** begin **

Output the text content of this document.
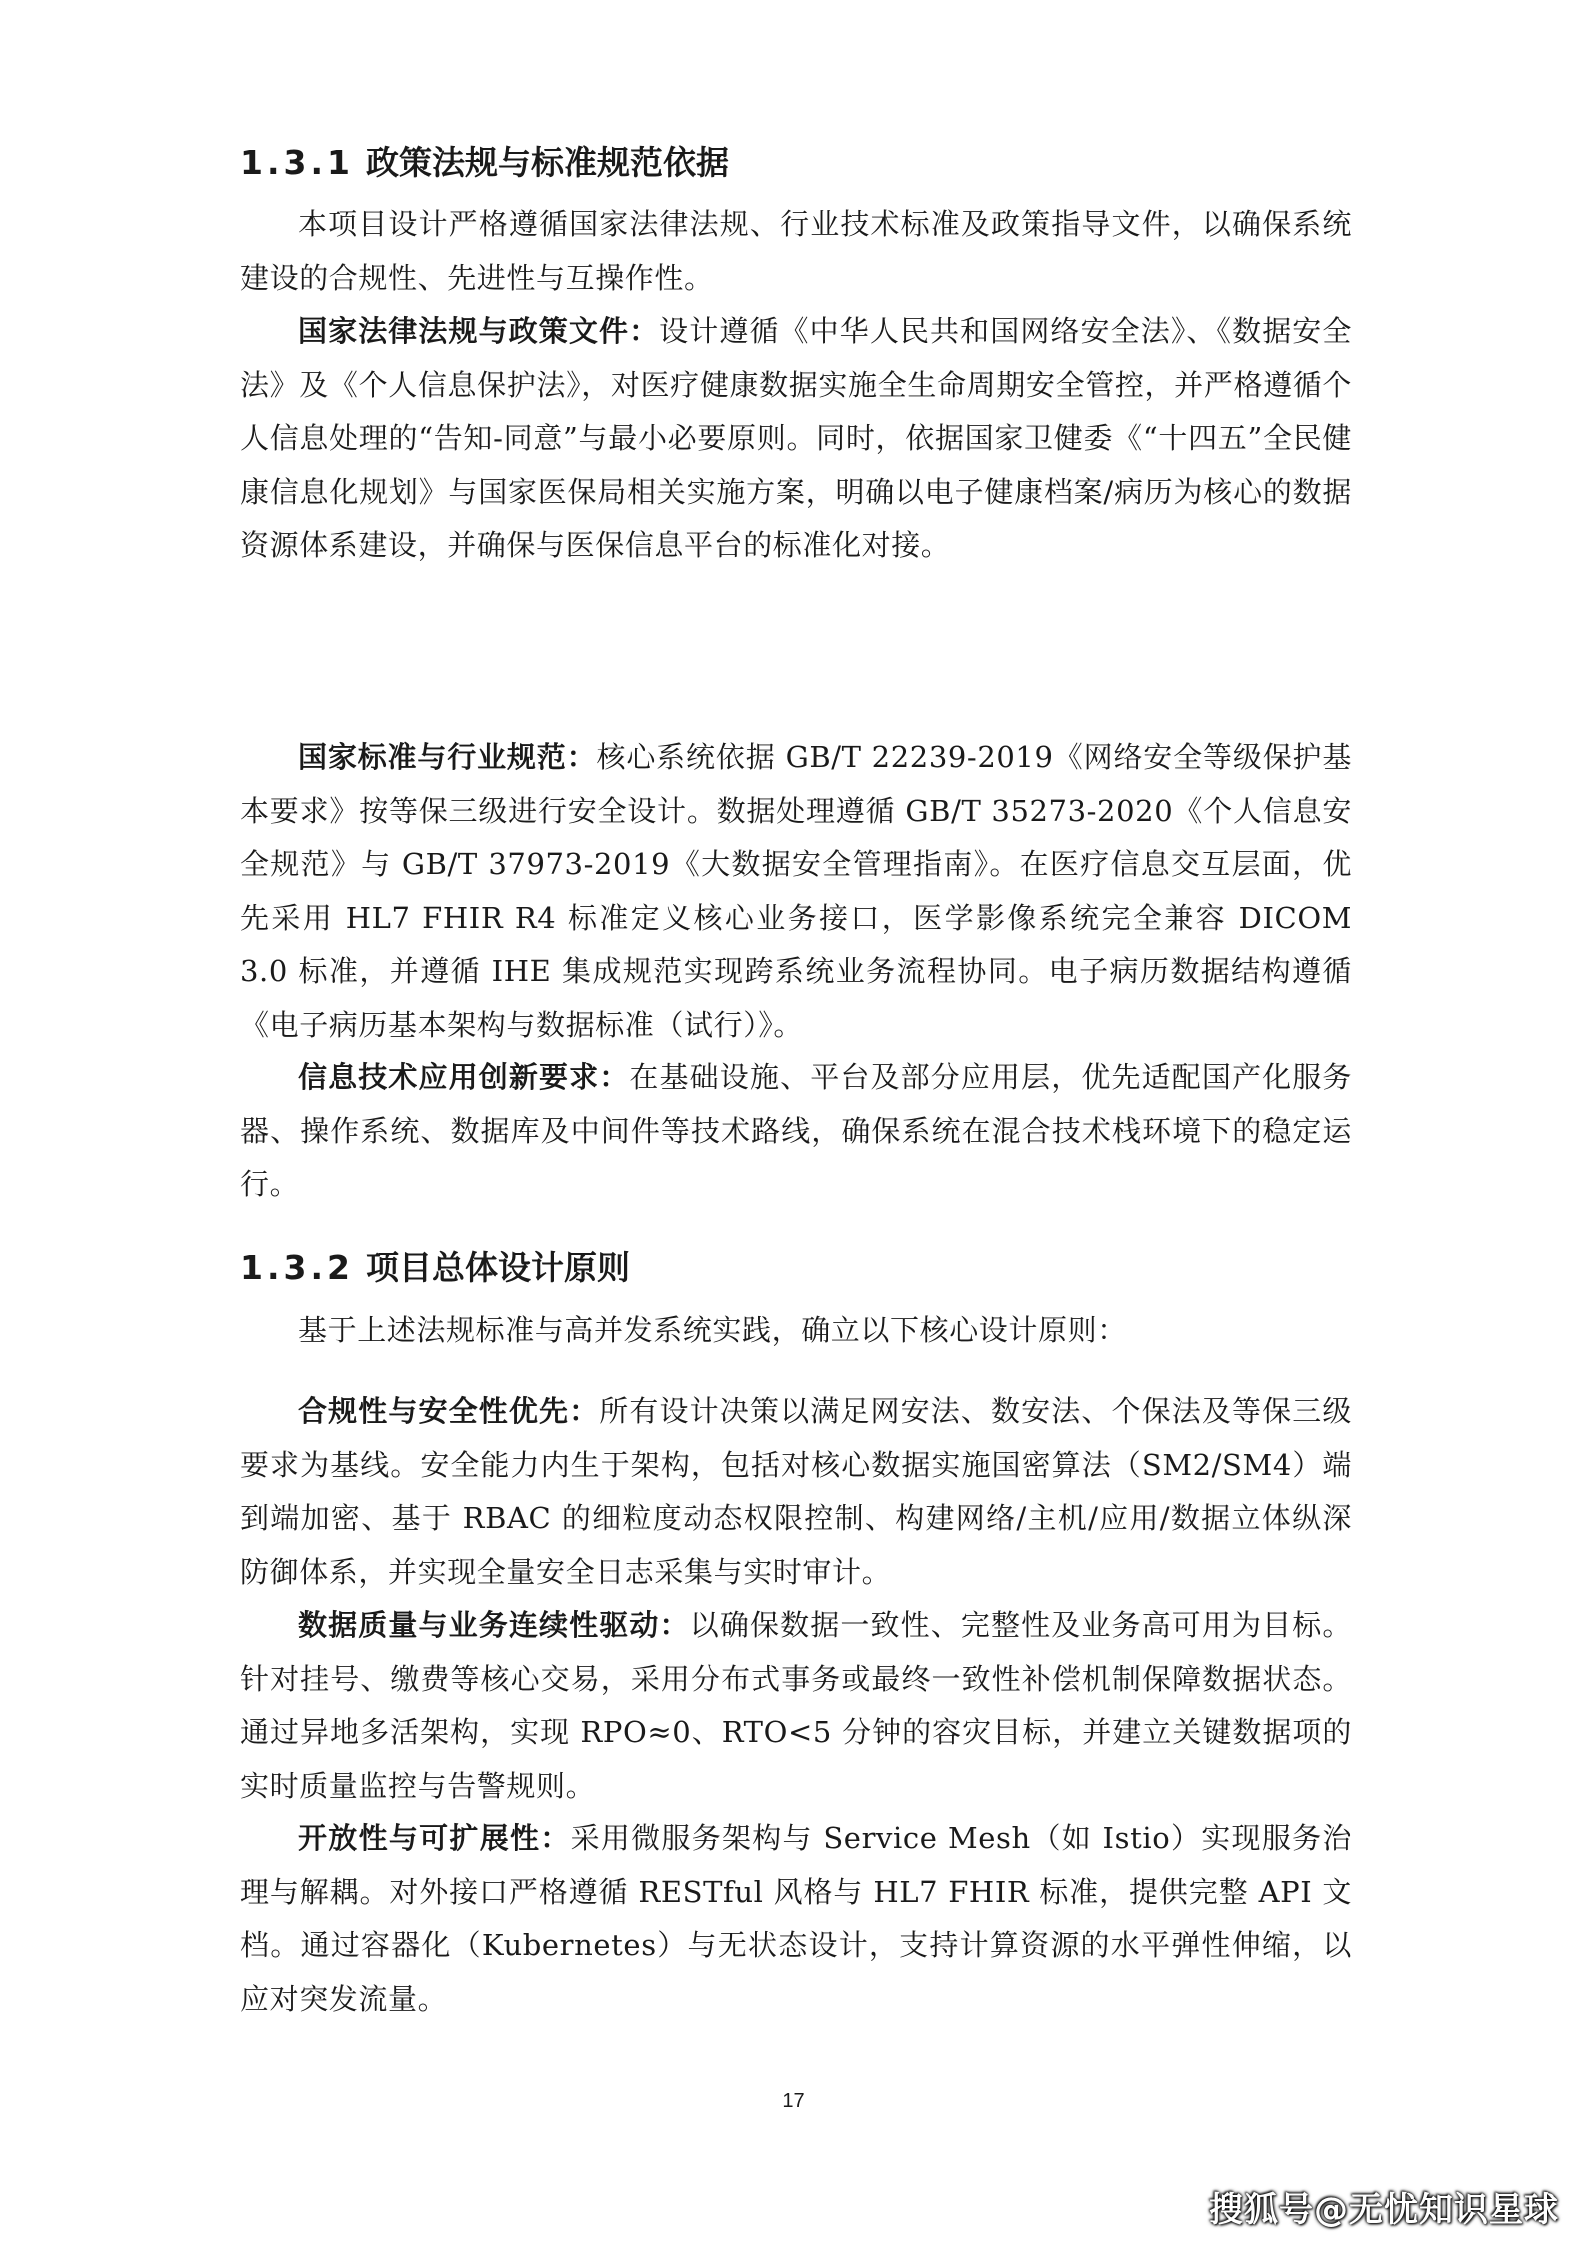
1.3.1 政策法规与标准规范依据

本项目设计严格遵循国家法律法规、行业技术标准及政策指导文件，以确保系统建设的合规性、先进性与互操作性。

国家法律法规与政策文件：设计遵循《中华人民共和国网络安全法》、《数据安全法》及《个人信息保护法》，对医疗健康数据实施全生命周期安全管控，并严格遵循个人信息处理的“告知-同意”与最小必要原则。同时，依据国家卫健委《“十四五”全民健康信息化规划》与国家医保局相关实施方案，明确以电子健康档案/病历为核心的数据资源体系建设，并确保与医保信息平台的标准化对接。

国家标准与行业规范：核心系统依据 GB/T 22239-2019《网络安全等级保护基本要求》按等保三级进行安全设计。数据处理遵循 GB/T 35273-2020《个人信息安全规范》与 GB/T 37973-2019《大数据安全管理指南》。在医疗信息交互层面，优先采用 HL7 FHIR R4 标准定义核心业务接口，医学影像系统完全兼容 DICOM 3.0 标准，并遵循 IHE 集成规范实现跨系统业务流程协同。电子病历数据结构遵循《电子病历基本架构与数据标准（试行）》。

信息技术应用创新要求：在基础设施、平台及部分应用层，优先适配国产化服务器、操作系统、数据库及中间件等技术路线，确保系统在混合技术栈环境下的稳定运行。

1.3.2 项目总体设计原则

基于上述法规标准与高并发系统实践，确立以下核心设计原则：

合规性与安全性优先：所有设计决策以满足网安法、数安法、个保法及等保三级要求为基线。安全能力内生于架构，包括对核心数据实施国密算法（SM2/SM4）端到端加密、基于 RBAC 的细粒度动态权限控制、构建网络/主机/应用/数据立体纵深防御体系，并实现全量安全日志采集与实时审计。

数据质量与业务连续性驱动：以确保数据一致性、完整性及业务高可用为目标。针对挂号、缴费等核心交易，采用分布式事务或最终一致性补偿机制保障数据状态。通过异地多活架构，实现 RPO≈0、RTO<5 分钟的容灾目标，并建立关键数据项的实时质量监控与告警规则。

开放性与可扩展性：采用微服务架构与 Service Mesh（如 Istio）实现服务治理与解耦。对外接口严格遵循 RESTful 风格与 HL7 FHIR 标准，提供完整 API 文档。通过容器化（Kubernetes）与无状态设计，支持计算资源的水平弹性伸缩，以应对突发流量。

17
搜狐号@无忧知识星球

** end **

**YOUR INSTRUCTIONS**
Each entry shown above must be quoted exactly, with its pictures left out.

**FULL SOLUTION**
Output the text content of this document.
1.3.1 政策法规与标准规范依据

本项目设计严格遵循国家法律法规、行业技术标准及政策指导文件，以确保系统建设的合规性、先进性与互操作性。

国家法律法规与政策文件：设计遵循《中华人民共和国网络安全法》、《数据安全法》及《个人信息保护法》，对医疗健康数据实施全生命周期安全管控，并严格遵循个人信息处理的“告知-同意”与最小必要原则。同时，依据国家卫健委《“十四五”全民健康信息化规划》与国家医保局相关实施方案，明确以电子健康档案/病历为核心的数据资源体系建设，并确保与医保信息平台的标准化对接。

国家标准与行业规范：核心系统依据 GB/T 22239-2019《网络安全等级保护基本要求》按等保三级进行安全设计。数据处理遵循 GB/T 35273-2020《个人信息安全规范》与 GB/T 37973-2019《大数据安全管理指南》。在医疗信息交互层面，优先采用 HL7 FHIR R4 标准定义核心业务接口，医学影像系统完全兼容 DICOM 3.0 标准，并遵循 IHE 集成规范实现跨系统业务流程协同。电子病历数据结构遵循《电子病历基本架构与数据标准（试行）》。

信息技术应用创新要求：在基础设施、平台及部分应用层，优先适配国产化服务器、操作系统、数据库及中间件等技术路线，确保系统在混合技术栈环境下的稳定运行。

1.3.2 项目总体设计原则

基于上述法规标准与高并发系统实践，确立以下核心设计原则：

合规性与安全性优先：所有设计决策以满足网安法、数安法、个保法及等保三级要求为基线。安全能力内生于架构，包括对核心数据实施国密算法（SM2/SM4）端到端加密、基于 RBAC 的细粒度动态权限控制、构建网络/主机/应用/数据立体纵深防御体系，并实现全量安全日志采集与实时审计。

数据质量与业务连续性驱动：以确保数据一致性、完整性及业务高可用为目标。针对挂号、缴费等核心交易，采用分布式事务或最终一致性补偿机制保障数据状态。通过异地多活架构，实现 RPO≈0、RTO<5 分钟的容灾目标，并建立关键数据项的实时质量监控与告警规则。

开放性与可扩展性：采用微服务架构与 Service Mesh（如 Istio）实现服务治理与解耦。对外接口严格遵循 RESTful 风格与 HL7 FHIR 标准，提供完整 API 文档。通过容器化（Kubernetes）与无状态设计，支持计算资源的水平弹性伸缩，以应对突发流量。

17
搜狐号@无忧知识星球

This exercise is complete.